→ Records contained in a dataset:
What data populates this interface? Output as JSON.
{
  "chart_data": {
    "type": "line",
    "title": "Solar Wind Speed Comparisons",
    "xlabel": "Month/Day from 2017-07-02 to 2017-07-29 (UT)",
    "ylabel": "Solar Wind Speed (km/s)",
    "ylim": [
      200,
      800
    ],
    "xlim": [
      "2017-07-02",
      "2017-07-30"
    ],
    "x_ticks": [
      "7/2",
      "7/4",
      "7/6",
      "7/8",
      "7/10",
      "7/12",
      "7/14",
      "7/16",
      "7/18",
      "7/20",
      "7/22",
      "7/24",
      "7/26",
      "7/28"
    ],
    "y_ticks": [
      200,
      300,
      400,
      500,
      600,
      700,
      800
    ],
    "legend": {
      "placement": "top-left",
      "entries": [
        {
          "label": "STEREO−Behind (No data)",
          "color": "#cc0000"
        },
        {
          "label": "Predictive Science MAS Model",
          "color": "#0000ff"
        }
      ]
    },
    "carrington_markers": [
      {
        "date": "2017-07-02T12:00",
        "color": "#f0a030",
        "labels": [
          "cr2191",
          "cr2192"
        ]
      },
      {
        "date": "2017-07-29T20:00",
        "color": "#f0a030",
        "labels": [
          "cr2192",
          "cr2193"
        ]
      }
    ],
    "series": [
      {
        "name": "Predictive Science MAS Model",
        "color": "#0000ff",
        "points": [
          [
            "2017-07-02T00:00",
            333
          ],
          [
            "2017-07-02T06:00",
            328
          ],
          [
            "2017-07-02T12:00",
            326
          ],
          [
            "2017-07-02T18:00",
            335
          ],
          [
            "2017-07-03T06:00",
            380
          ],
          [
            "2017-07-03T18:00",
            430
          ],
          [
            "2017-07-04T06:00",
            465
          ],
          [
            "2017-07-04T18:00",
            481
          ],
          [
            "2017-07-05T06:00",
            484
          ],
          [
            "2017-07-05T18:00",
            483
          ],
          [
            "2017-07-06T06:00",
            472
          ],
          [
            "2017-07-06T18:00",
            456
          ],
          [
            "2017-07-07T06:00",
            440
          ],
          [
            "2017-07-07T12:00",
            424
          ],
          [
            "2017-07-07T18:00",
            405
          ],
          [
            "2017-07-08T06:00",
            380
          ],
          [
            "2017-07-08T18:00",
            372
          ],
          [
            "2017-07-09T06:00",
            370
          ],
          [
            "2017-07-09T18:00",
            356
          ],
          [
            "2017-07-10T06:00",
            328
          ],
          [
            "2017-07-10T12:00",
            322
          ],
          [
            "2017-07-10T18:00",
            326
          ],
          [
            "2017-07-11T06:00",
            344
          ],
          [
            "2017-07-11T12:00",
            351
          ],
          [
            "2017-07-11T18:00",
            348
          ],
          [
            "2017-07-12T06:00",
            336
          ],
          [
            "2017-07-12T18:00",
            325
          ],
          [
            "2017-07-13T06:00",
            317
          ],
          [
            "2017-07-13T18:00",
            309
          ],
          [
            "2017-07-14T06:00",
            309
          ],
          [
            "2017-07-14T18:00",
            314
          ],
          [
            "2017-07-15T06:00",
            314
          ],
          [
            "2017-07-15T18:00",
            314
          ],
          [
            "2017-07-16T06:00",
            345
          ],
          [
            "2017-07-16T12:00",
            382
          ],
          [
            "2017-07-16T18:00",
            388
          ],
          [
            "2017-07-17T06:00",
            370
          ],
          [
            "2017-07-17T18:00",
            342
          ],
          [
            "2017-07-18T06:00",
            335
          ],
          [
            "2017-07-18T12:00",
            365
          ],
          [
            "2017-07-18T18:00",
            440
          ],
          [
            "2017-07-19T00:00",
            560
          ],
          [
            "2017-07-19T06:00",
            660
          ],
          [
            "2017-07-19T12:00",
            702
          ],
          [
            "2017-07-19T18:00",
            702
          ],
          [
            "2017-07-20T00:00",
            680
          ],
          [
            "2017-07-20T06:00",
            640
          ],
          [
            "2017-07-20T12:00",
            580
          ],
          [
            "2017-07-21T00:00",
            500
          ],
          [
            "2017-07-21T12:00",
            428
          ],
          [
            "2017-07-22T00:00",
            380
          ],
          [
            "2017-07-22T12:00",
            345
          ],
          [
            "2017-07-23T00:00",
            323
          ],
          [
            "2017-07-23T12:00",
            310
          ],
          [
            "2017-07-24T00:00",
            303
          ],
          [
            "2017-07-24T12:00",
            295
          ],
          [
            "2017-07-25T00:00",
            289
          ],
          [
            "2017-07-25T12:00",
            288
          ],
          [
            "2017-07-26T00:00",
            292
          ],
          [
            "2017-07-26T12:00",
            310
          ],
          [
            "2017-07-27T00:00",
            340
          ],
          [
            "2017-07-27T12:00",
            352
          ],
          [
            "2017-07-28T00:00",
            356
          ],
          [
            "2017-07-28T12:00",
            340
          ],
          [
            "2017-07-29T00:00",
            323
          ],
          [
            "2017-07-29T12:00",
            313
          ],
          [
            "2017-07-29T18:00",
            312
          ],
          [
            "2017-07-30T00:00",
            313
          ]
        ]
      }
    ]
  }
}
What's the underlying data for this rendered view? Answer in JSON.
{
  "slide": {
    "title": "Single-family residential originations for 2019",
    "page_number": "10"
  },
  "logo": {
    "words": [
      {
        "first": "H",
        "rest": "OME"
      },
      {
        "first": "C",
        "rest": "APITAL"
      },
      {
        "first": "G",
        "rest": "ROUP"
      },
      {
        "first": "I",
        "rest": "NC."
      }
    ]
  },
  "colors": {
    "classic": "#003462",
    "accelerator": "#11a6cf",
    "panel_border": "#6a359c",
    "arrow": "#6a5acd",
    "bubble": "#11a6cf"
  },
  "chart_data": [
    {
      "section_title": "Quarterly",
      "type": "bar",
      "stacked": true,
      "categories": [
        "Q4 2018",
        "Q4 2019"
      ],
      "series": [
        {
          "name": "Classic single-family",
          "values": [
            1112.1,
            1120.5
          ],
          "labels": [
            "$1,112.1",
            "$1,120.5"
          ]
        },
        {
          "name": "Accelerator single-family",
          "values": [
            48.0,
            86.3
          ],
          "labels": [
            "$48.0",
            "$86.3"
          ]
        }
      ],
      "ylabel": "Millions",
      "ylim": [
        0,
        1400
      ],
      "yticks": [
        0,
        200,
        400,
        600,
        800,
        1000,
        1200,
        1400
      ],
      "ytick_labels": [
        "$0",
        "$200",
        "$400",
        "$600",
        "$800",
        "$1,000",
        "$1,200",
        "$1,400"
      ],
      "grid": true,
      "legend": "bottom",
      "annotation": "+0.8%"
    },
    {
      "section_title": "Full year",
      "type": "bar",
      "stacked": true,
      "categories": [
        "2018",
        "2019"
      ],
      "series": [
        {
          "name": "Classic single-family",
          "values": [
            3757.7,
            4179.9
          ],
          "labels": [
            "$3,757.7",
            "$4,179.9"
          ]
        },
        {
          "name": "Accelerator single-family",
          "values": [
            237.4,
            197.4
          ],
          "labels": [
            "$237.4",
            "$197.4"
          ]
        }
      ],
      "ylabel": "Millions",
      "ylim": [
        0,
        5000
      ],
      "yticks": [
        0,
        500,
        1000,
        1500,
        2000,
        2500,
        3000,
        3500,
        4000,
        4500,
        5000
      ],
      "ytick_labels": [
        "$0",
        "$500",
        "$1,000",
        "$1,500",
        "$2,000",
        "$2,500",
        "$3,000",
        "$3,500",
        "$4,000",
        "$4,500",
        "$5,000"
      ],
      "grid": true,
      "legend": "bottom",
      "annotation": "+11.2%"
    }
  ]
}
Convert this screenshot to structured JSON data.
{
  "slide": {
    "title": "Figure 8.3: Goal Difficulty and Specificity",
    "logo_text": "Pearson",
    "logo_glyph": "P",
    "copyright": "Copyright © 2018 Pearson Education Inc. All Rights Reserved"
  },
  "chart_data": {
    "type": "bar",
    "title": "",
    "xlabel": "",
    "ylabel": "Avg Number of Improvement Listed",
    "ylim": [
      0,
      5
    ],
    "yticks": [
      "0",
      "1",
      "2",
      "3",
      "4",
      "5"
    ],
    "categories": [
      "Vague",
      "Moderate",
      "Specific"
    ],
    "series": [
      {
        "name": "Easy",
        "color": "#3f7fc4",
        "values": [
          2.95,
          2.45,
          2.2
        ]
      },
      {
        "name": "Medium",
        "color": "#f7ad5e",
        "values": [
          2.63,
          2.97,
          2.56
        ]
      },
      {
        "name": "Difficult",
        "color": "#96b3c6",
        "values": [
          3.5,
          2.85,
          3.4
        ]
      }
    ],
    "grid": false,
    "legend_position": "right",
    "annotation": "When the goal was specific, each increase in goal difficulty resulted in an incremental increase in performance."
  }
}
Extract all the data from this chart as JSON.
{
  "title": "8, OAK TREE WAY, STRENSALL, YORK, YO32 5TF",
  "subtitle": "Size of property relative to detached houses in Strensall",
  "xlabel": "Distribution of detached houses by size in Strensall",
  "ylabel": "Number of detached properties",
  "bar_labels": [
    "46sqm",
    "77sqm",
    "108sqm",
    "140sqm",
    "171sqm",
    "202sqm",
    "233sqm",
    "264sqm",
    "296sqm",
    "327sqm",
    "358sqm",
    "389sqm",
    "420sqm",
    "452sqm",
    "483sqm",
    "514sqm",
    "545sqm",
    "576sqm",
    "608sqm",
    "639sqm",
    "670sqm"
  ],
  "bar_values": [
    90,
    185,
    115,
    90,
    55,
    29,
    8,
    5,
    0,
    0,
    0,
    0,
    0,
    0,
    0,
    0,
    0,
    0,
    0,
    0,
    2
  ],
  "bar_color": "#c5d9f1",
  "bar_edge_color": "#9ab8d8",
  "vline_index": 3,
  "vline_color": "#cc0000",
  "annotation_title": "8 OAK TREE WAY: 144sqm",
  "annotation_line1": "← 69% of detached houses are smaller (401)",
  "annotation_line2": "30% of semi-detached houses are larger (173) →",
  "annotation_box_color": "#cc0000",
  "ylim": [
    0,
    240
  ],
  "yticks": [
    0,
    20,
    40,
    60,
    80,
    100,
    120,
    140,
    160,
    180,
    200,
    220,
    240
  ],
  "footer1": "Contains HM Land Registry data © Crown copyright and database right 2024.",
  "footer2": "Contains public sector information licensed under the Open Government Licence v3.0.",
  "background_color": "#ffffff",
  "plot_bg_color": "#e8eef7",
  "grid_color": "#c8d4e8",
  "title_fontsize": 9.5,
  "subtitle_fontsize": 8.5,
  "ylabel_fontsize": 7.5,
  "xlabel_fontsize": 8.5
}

→ Work required:
Search the entries for the string "this" and collect each line that has it.

→ Expected answer:
What data populates this interface? Output as JSON.
What's the underlying data for this rendered view? Answer in JSON.
Convert this screenshot to structured JSON data.
Extract all the data from this chart as JSON.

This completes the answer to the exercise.